--- SUPPLIED ENTRIES ---
▬▬▬▬▬▬▬▬▬▬

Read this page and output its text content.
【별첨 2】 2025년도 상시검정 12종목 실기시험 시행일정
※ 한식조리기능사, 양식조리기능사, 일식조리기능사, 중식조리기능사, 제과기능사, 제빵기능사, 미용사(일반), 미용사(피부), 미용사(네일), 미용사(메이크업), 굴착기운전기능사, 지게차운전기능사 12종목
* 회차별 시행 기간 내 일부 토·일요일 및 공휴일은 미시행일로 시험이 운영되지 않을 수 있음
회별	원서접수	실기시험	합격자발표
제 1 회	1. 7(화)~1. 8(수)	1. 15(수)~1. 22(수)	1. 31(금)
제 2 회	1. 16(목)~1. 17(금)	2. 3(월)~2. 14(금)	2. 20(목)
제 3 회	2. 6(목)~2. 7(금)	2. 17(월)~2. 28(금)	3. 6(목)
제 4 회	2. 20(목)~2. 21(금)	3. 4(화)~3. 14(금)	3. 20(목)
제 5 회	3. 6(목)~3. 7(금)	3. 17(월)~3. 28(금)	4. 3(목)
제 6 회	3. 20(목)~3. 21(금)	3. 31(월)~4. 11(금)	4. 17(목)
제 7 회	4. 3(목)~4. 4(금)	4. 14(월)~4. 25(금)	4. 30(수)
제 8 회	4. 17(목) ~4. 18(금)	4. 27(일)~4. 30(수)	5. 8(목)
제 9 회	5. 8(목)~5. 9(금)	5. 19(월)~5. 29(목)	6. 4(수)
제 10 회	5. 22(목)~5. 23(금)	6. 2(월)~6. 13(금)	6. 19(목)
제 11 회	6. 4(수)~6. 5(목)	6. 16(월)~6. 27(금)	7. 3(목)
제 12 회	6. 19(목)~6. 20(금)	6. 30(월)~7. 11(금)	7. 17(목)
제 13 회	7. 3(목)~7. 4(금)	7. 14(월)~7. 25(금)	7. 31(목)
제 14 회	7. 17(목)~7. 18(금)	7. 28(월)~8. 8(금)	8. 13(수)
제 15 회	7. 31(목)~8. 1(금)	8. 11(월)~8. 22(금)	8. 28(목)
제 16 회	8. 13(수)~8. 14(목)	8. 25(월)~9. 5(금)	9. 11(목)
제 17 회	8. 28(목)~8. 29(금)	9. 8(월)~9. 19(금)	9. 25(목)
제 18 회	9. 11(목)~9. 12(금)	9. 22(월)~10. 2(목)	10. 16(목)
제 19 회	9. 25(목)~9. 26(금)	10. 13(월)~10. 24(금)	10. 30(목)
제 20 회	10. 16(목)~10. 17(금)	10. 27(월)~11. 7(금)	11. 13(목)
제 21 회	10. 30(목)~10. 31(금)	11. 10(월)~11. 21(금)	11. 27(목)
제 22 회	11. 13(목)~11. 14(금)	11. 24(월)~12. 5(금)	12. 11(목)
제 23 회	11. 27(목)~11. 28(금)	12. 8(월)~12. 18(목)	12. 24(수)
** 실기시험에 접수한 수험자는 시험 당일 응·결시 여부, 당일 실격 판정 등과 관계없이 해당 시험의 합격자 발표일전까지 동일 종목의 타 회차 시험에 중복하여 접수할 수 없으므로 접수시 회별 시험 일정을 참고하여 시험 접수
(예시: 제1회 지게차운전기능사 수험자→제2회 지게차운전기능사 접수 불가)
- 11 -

▬▬▬▬▬▬▬▬▬▬

--- GIVEN REQUEST ---
Restate every record exactly, leaving nothing out.

--- EXPECTED ANSWER ---
Read this page and output its text content.
【별첨 2】 2025년도 상시검정 12종목 실기시험 시행일정
※ 한식조리기능사, 양식조리기능사, 일식조리기능사, 중식조리기능사, 제과기능사, 제빵기능사, 미용사(일반), 미용사(피부), 미용사(네일), 미용사(메이크업), 굴착기운전기능사, 지게차운전기능사 12종목
* 회차별 시행 기간 내 일부 토·일요일 및 공휴일은 미시행일로 시험이 운영되지 않을 수 있음
회별	원서접수	실기시험	합격자발표
제 1 회	1. 7(화)~1. 8(수)	1. 15(수)~1. 22(수)	1. 31(금)
제 2 회	1. 16(목)~1. 17(금)	2. 3(월)~2. 14(금)	2. 20(목)
제 3 회	2. 6(목)~2. 7(금)	2. 17(월)~2. 28(금)	3. 6(목)
제 4 회	2. 20(목)~2. 21(금)	3. 4(화)~3. 14(금)	3. 20(목)
제 5 회	3. 6(목)~3. 7(금)	3. 17(월)~3. 28(금)	4. 3(목)
제 6 회	3. 20(목)~3. 21(금)	3. 31(월)~4. 11(금)	4. 17(목)
제 7 회	4. 3(목)~4. 4(금)	4. 14(월)~4. 25(금)	4. 30(수)
제 8 회	4. 17(목) ~4. 18(금)	4. 27(일)~4. 30(수)	5. 8(목)
제 9 회	5. 8(목)~5. 9(금)	5. 19(월)~5. 29(목)	6. 4(수)
제 10 회	5. 22(목)~5. 23(금)	6. 2(월)~6. 13(금)	6. 19(목)
제 11 회	6. 4(수)~6. 5(목)	6. 16(월)~6. 27(금)	7. 3(목)
제 12 회	6. 19(목)~6. 20(금)	6. 30(월)~7. 11(금)	7. 17(목)
제 13 회	7. 3(목)~7. 4(금)	7. 14(월)~7. 25(금)	7. 31(목)
제 14 회	7. 17(목)~7. 18(금)	7. 28(월)~8. 8(금)	8. 13(수)
제 15 회	7. 31(목)~8. 1(금)	8. 11(월)~8. 22(금)	8. 28(목)
제 16 회	8. 13(수)~8. 14(목)	8. 25(월)~9. 5(금)	9. 11(목)
제 17 회	8. 28(목)~8. 29(금)	9. 8(월)~9. 19(금)	9. 25(목)
제 18 회	9. 11(목)~9. 12(금)	9. 22(월)~10. 2(목)	10. 16(목)
제 19 회	9. 25(목)~9. 26(금)	10. 13(월)~10. 24(금)	10. 30(목)
제 20 회	10. 16(목)~10. 17(금)	10. 27(월)~11. 7(금)	11. 13(목)
제 21 회	10. 30(목)~10. 31(금)	11. 10(월)~11. 21(금)	11. 27(목)
제 22 회	11. 13(목)~11. 14(금)	11. 24(월)~12. 5(금)	12. 11(목)
제 23 회	11. 27(목)~11. 28(금)	12. 8(월)~12. 18(목)	12. 24(수)
** 실기시험에 접수한 수험자는 시험 당일 응·결시 여부, 당일 실격 판정 등과 관계없이 해당 시험의 합격자 발표일전까지 동일 종목의 타 회차 시험에 중복하여 접수할 수 없으므로 접수시 회별 시험 일정을 참고하여 시험 접수
(예시: 제1회 지게차운전기능사 수험자→제2회 지게차운전기능사 접수 불가)
- 11 -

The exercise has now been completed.